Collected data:
▼

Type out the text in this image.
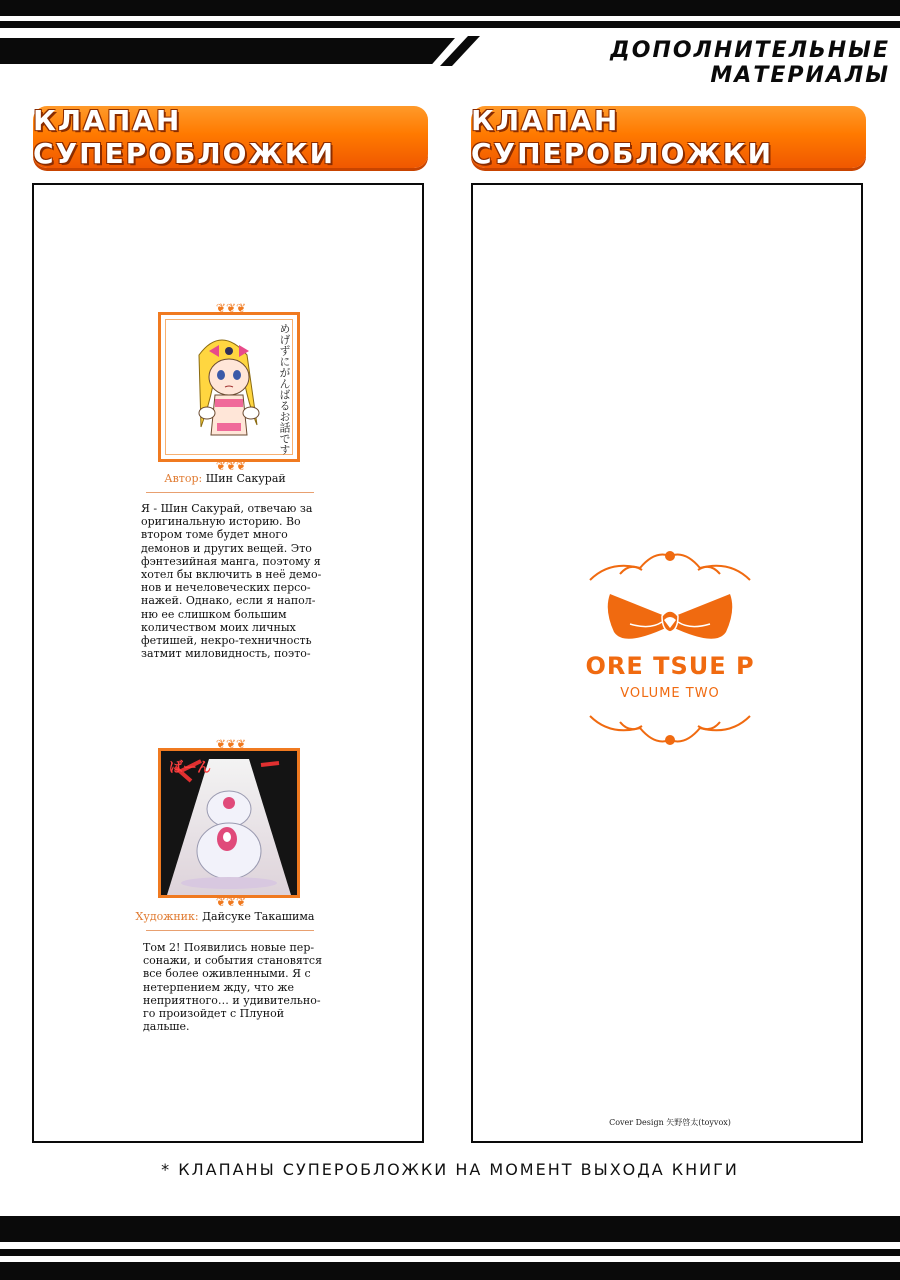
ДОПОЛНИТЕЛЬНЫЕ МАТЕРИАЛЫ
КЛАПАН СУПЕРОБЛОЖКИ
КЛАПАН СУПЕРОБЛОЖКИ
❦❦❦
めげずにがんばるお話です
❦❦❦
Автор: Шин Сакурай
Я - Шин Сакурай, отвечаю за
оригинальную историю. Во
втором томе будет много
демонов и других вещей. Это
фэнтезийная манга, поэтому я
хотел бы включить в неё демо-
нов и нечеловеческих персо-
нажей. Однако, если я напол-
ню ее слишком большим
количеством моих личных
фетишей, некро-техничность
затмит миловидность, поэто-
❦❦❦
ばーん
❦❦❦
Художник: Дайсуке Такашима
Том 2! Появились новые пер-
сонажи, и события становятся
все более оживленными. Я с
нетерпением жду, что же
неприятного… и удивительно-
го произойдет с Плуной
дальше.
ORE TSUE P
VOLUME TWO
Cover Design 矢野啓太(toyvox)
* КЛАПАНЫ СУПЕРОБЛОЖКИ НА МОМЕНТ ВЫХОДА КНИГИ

▲

Every record above must be given again exactly; drop the pictures.

Type out the text in this image.
ДОПОЛНИТЕЛЬНЫЕ МАТЕРИАЛЫ
КЛАПАН СУПЕРОБЛОЖКИ
КЛАПАН СУПЕРОБЛОЖКИ
❦❦❦
めげずにがんばるお話です
❦❦❦
Автор: Шин Сакурай
Я - Шин Сакурай, отвечаю за
оригинальную историю. Во
втором томе будет много
демонов и других вещей. Это
фэнтезийная манга, поэтому я
хотел бы включить в неё демо-
нов и нечеловеческих персо-
нажей. Однако, если я напол-
ню ее слишком большим
количеством моих личных
фетишей, некро-техничность
затмит миловидность, поэто-
❦❦❦
ばーん
❦❦❦
Художник: Дайсуке Такашима
Том 2! Появились новые пер-
сонажи, и события становятся
все более оживленными. Я с
нетерпением жду, что же
неприятного… и удивительно-
го произойдет с Плуной
дальше.
ORE TSUE P
VOLUME TWO
Cover Design 矢野啓太(toyvox)
* КЛАПАНЫ СУПЕРОБЛОЖКИ НА МОМЕНТ ВЫХОДА КНИГИ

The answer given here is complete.